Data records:
-.-.-

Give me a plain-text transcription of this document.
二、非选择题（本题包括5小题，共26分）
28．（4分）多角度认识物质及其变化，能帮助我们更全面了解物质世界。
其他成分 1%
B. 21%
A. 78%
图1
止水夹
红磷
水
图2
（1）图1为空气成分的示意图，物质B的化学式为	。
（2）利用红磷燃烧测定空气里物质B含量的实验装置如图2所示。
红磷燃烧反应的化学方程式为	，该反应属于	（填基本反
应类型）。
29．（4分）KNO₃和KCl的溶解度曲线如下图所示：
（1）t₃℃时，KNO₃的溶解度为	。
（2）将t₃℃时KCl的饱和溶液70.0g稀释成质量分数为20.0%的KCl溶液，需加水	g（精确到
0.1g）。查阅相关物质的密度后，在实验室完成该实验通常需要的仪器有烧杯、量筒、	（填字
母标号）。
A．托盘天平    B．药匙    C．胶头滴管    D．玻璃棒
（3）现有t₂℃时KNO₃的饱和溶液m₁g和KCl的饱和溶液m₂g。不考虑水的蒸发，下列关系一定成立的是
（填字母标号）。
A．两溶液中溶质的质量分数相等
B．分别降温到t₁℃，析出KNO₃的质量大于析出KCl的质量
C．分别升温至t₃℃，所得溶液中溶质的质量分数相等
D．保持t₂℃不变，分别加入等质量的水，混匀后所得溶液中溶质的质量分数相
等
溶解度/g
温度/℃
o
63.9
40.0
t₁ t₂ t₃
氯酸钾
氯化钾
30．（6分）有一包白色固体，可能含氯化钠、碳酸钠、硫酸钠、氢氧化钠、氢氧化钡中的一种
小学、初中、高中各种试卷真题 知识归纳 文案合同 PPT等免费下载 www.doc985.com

-.-.-

» WORK TO BE COMPLETED:
Retype the whole listing above exactly.

» WRITTEN ANSWER:
Give me a plain-text transcription of this document.
二、非选择题（本题包括5小题，共26分）
28．（4分）多角度认识物质及其变化，能帮助我们更全面了解物质世界。
其他成分 1%
B. 21%
A. 78%
图1
止水夹
红磷
水
图2
（1）图1为空气成分的示意图，物质B的化学式为	。
（2）利用红磷燃烧测定空气里物质B含量的实验装置如图2所示。
红磷燃烧反应的化学方程式为	，该反应属于	（填基本反
应类型）。
29．（4分）KNO₃和KCl的溶解度曲线如下图所示：
（1）t₃℃时，KNO₃的溶解度为	。
（2）将t₃℃时KCl的饱和溶液70.0g稀释成质量分数为20.0%的KCl溶液，需加水	g（精确到
0.1g）。查阅相关物质的密度后，在实验室完成该实验通常需要的仪器有烧杯、量筒、	（填字
母标号）。
A．托盘天平    B．药匙    C．胶头滴管    D．玻璃棒
（3）现有t₂℃时KNO₃的饱和溶液m₁g和KCl的饱和溶液m₂g。不考虑水的蒸发，下列关系一定成立的是
（填字母标号）。
A．两溶液中溶质的质量分数相等
B．分别降温到t₁℃，析出KNO₃的质量大于析出KCl的质量
C．分别升温至t₃℃，所得溶液中溶质的质量分数相等
D．保持t₂℃不变，分别加入等质量的水，混匀后所得溶液中溶质的质量分数相
等
溶解度/g
温度/℃
o
63.9
40.0
t₁ t₂ t₃
氯酸钾
氯化钾
30．（6分）有一包白色固体，可能含氯化钠、碳酸钠、硫酸钠、氢氧化钠、氢氧化钡中的一种
小学、初中、高中各种试卷真题 知识归纳 文案合同 PPT等免费下载 www.doc985.com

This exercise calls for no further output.